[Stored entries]
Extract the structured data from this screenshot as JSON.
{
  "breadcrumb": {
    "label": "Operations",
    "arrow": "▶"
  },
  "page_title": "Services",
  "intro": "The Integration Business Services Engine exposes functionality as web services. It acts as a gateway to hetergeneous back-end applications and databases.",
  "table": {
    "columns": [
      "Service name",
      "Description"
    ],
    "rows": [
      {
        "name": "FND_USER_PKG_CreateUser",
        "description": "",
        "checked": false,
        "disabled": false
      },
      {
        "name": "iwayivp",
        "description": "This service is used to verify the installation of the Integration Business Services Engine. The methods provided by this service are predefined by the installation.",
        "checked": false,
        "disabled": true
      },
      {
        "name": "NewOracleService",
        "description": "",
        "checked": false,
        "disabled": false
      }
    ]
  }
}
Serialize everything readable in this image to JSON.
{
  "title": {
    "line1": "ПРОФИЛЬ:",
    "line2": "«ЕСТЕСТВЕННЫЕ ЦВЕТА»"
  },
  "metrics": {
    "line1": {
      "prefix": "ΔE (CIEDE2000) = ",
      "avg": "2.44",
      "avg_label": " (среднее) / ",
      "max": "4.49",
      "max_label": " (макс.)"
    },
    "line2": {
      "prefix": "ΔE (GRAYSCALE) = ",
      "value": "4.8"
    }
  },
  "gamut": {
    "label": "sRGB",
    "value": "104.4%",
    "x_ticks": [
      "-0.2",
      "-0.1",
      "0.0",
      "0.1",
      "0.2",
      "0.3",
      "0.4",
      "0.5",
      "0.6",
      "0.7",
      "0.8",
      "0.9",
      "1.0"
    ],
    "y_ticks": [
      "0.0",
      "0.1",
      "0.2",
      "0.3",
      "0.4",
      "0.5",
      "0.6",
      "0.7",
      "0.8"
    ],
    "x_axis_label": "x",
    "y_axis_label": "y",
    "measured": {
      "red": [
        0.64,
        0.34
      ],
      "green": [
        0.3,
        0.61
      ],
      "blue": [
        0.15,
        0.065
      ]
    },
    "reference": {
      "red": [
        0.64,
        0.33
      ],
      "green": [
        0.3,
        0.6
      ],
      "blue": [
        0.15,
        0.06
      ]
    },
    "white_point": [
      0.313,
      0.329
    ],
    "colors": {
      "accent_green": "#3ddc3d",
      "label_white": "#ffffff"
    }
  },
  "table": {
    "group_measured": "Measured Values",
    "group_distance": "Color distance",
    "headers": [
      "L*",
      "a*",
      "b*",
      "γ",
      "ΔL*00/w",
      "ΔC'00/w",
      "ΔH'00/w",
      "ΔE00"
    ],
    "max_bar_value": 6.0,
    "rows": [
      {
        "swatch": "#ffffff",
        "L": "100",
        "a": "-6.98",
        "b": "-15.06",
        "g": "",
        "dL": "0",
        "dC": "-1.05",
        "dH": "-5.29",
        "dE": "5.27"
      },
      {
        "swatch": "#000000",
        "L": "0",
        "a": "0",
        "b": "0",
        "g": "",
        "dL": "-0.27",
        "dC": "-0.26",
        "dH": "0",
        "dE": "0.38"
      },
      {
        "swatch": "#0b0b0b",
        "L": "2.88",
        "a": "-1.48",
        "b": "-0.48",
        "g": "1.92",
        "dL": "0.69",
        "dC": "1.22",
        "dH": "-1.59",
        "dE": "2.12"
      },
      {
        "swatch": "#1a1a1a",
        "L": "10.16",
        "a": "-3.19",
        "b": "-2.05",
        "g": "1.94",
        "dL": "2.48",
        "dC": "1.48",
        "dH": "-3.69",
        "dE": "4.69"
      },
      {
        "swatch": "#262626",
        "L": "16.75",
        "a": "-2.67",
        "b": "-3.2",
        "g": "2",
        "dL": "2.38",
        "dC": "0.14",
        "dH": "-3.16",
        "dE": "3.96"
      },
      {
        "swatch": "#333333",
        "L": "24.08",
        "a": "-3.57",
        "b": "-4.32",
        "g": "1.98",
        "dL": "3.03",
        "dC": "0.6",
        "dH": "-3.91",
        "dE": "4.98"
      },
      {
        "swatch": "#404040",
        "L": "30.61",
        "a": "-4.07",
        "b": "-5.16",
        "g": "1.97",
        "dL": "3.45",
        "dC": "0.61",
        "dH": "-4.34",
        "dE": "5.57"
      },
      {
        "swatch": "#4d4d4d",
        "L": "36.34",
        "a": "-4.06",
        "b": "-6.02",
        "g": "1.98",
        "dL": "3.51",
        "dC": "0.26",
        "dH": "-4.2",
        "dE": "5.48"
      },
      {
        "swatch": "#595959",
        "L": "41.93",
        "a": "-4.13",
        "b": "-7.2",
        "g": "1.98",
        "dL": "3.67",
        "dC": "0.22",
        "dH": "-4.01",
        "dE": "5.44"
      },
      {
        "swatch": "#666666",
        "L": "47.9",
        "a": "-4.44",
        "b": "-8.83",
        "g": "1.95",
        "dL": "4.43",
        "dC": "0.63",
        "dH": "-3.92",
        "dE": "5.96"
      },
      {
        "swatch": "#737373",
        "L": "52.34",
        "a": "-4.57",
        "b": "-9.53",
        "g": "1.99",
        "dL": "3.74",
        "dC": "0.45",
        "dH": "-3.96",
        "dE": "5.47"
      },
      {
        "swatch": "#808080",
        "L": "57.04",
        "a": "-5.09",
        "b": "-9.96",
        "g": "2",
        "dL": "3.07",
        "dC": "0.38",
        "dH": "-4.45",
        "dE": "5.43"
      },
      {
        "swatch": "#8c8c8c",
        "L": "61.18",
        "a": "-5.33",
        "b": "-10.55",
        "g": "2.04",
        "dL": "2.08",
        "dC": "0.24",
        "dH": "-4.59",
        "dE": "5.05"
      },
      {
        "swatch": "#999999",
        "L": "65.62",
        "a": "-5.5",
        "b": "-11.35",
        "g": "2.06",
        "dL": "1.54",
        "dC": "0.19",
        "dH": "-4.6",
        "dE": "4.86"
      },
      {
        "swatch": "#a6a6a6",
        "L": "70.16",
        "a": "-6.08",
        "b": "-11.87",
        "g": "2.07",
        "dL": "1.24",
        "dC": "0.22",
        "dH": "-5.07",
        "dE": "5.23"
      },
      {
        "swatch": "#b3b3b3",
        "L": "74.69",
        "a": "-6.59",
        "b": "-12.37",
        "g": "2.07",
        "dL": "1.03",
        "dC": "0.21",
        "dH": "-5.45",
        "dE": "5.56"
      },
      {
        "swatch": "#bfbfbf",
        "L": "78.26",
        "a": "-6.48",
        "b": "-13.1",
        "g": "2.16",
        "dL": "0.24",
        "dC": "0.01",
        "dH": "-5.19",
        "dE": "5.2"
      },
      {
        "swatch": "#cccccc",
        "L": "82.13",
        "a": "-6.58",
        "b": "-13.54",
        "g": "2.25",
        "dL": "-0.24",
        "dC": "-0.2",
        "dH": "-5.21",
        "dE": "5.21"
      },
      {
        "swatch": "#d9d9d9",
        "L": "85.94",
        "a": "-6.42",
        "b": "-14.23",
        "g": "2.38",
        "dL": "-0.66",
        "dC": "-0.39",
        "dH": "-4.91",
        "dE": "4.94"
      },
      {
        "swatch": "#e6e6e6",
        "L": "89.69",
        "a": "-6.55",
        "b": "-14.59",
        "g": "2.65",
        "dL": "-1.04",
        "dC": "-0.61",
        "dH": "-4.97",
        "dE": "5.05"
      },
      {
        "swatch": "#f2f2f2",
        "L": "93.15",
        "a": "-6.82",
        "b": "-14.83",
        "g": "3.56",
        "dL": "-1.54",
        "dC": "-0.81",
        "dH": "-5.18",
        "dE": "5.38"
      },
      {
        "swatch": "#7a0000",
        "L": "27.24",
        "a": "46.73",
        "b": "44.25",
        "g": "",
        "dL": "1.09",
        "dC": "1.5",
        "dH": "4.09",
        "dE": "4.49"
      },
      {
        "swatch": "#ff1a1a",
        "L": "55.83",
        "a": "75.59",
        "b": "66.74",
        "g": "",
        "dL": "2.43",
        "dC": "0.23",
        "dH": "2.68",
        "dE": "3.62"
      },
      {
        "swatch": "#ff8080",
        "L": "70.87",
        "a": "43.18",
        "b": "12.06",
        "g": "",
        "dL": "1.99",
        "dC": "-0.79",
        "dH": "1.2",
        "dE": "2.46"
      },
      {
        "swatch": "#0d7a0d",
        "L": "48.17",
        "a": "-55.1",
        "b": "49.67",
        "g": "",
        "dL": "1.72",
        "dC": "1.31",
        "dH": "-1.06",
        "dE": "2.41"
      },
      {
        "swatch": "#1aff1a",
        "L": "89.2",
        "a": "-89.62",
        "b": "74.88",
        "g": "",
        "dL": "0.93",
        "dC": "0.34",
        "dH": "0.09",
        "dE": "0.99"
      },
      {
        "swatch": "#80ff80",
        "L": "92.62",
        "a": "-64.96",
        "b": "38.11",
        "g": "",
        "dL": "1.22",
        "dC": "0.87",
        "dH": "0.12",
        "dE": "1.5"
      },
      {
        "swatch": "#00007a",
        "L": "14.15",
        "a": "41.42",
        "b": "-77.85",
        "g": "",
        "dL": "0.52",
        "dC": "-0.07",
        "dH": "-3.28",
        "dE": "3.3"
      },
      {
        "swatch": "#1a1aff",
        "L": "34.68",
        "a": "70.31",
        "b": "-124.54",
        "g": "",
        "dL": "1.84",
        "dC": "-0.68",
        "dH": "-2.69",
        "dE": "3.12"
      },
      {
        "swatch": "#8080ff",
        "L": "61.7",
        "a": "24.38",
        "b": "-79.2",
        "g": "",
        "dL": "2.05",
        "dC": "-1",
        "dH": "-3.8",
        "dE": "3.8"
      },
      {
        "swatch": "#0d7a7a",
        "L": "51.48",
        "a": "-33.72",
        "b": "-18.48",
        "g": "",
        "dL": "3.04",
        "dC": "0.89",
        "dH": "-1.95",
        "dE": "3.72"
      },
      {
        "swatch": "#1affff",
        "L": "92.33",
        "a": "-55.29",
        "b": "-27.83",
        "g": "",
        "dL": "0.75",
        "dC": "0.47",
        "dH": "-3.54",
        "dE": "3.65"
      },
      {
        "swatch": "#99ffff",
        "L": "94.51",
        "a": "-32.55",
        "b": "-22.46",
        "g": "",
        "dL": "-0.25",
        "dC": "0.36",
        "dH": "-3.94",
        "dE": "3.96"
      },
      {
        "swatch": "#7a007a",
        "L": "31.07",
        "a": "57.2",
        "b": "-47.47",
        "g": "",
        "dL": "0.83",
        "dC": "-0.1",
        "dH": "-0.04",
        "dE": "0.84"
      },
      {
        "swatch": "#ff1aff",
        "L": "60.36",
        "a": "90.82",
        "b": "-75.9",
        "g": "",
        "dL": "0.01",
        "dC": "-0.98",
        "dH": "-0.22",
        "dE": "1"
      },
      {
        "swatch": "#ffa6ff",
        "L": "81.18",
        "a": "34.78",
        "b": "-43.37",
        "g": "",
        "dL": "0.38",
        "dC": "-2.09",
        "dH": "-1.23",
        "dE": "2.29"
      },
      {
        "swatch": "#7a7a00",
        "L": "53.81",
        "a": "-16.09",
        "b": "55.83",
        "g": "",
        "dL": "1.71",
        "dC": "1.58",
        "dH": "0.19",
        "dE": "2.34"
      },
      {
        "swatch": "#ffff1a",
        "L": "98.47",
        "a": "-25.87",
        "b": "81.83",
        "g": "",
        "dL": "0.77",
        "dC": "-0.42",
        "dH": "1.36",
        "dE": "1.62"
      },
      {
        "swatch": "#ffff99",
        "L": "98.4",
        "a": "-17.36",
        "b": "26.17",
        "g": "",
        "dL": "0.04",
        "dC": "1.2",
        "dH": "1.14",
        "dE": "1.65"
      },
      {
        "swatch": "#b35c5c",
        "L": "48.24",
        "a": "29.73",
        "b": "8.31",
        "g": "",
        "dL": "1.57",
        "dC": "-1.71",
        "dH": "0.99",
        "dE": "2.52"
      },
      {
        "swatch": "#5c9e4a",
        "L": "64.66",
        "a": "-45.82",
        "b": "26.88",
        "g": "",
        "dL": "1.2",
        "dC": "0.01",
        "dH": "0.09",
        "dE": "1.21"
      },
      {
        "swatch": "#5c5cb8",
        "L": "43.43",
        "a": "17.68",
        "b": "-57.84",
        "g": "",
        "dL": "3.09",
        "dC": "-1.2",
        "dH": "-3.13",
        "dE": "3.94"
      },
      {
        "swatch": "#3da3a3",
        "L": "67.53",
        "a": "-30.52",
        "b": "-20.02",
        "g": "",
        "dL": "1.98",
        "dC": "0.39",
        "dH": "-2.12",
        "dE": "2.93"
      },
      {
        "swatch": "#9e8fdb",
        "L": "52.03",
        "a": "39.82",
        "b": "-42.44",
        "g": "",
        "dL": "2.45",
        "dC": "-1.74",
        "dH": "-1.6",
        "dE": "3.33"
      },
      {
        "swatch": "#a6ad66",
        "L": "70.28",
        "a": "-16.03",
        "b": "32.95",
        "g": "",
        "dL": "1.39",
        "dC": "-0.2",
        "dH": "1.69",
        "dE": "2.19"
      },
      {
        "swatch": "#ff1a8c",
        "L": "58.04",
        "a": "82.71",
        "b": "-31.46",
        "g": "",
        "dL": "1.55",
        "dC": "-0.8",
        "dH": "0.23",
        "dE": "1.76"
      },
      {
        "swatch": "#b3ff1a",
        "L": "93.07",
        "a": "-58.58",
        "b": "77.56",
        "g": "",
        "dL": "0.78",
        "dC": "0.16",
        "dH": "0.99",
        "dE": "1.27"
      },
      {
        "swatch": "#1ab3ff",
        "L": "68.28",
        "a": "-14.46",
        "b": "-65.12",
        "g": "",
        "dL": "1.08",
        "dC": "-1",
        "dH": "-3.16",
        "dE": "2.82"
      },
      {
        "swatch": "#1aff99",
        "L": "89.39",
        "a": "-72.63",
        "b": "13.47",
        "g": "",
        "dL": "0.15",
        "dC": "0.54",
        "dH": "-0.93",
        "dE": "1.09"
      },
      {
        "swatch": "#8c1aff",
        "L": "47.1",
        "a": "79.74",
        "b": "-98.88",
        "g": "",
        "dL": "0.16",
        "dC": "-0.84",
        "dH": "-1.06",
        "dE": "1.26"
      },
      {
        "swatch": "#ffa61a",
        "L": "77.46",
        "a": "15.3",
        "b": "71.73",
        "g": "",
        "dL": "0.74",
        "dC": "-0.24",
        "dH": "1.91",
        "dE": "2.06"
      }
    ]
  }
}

• _Problem description_:
List each line in the listing that contains the string "name".

• _Exercise output_:
      "Service name",
        "name": "FND_USER_PKG_CreateUser",
        "name": "iwayivp",
        "name": "NewOracleService",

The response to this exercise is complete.